> _Dataset items_:
* BEGIN *

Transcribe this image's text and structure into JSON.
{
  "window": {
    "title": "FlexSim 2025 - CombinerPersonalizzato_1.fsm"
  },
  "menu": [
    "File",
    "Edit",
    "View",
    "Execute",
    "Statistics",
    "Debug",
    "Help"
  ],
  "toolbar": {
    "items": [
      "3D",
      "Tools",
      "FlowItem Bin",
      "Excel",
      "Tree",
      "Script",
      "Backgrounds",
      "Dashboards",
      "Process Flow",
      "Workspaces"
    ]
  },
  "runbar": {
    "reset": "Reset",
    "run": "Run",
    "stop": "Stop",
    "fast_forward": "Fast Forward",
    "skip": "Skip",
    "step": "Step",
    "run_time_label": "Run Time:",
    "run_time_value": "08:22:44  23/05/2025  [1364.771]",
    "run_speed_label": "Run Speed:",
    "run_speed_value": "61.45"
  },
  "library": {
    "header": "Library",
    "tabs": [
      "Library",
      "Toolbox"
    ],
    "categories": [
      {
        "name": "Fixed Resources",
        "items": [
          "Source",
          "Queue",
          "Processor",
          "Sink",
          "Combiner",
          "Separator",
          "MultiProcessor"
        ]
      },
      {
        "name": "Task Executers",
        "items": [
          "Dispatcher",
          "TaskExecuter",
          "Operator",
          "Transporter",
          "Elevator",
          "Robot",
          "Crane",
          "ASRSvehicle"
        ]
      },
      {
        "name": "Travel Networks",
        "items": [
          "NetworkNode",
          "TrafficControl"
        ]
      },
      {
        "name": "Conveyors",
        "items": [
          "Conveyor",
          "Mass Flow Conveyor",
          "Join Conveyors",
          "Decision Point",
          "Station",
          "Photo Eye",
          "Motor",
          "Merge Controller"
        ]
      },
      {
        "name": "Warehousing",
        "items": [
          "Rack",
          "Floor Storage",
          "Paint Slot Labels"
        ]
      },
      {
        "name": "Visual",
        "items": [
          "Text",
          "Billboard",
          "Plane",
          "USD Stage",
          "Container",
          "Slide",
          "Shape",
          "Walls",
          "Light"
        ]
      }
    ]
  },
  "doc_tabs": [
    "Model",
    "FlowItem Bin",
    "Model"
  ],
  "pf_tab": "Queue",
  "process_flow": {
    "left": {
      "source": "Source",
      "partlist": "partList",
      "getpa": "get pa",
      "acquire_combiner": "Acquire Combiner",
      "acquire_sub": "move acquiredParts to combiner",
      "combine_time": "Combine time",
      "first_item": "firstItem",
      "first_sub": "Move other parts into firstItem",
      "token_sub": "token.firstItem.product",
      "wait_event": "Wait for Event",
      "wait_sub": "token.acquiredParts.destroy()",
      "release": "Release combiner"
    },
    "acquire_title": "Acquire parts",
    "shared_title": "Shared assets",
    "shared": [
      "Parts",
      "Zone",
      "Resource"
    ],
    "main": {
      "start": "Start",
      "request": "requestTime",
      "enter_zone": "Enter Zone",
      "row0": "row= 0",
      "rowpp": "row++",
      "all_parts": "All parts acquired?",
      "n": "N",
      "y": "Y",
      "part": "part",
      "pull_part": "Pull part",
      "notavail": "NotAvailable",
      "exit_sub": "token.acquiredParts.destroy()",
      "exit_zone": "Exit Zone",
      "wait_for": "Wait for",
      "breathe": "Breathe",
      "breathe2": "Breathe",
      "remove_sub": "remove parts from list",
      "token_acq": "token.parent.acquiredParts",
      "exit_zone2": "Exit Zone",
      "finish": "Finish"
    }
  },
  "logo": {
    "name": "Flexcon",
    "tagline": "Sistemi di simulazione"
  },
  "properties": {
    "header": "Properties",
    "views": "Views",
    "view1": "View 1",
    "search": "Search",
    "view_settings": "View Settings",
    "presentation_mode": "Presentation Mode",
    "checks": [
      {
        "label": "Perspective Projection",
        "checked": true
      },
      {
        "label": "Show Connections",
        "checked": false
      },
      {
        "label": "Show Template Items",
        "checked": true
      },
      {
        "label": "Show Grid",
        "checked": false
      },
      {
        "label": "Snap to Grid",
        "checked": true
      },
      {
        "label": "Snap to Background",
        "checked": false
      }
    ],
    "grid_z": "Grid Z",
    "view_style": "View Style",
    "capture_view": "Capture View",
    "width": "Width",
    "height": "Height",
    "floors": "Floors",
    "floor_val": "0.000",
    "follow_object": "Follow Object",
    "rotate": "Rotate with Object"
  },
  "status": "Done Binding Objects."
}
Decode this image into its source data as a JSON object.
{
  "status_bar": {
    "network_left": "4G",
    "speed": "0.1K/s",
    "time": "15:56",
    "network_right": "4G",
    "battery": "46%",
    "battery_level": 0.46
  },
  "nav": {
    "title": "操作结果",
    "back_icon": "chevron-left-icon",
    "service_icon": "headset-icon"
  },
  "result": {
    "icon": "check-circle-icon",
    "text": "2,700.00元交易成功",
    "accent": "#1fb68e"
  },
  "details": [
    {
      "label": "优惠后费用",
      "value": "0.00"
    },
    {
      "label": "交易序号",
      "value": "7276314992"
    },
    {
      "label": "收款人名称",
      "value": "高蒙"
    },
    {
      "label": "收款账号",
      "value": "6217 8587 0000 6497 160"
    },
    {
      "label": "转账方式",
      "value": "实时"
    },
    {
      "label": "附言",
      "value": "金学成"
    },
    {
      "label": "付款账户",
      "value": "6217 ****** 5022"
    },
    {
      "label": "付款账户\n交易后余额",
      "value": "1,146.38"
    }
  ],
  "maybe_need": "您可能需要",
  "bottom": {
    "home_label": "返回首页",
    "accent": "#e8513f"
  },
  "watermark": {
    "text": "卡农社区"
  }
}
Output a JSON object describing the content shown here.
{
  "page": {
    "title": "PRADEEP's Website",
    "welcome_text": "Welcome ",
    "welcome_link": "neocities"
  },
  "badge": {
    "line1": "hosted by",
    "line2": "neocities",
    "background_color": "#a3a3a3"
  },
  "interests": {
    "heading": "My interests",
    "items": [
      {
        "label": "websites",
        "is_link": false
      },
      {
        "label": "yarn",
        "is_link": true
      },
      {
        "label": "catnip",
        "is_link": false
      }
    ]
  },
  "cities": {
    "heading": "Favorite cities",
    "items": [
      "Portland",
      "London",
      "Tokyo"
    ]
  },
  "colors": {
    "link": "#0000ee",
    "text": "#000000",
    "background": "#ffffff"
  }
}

* END *

> _The request_:
Your task is to return, exactly and on their own, the lines from the one containing "Output a JSON" through the last line of the listing.

> _Reply to the task_:
Output a JSON object describing the content shown here.
{
  "page": {
    "title": "PRADEEP's Website",
    "welcome_text": "Welcome ",
    "welcome_link": "neocities"
  },
  "badge": {
    "line1": "hosted by",
    "line2": "neocities",
    "background_color": "#a3a3a3"
  },
  "interests": {
    "heading": "My interests",
    "items": [
      {
        "label": "websites",
        "is_link": false
      },
      {
        "label": "yarn",
        "is_link": true
      },
      {
        "label": "catnip",
        "is_link": false
      }
    ]
  },
  "cities": {
    "heading": "Favorite cities",
    "items": [
      "Portland",
      "London",
      "Tokyo"
    ]
  },
  "colors": {
    "link": "#0000ee",
    "text": "#000000",
    "background": "#ffffff"
  }
}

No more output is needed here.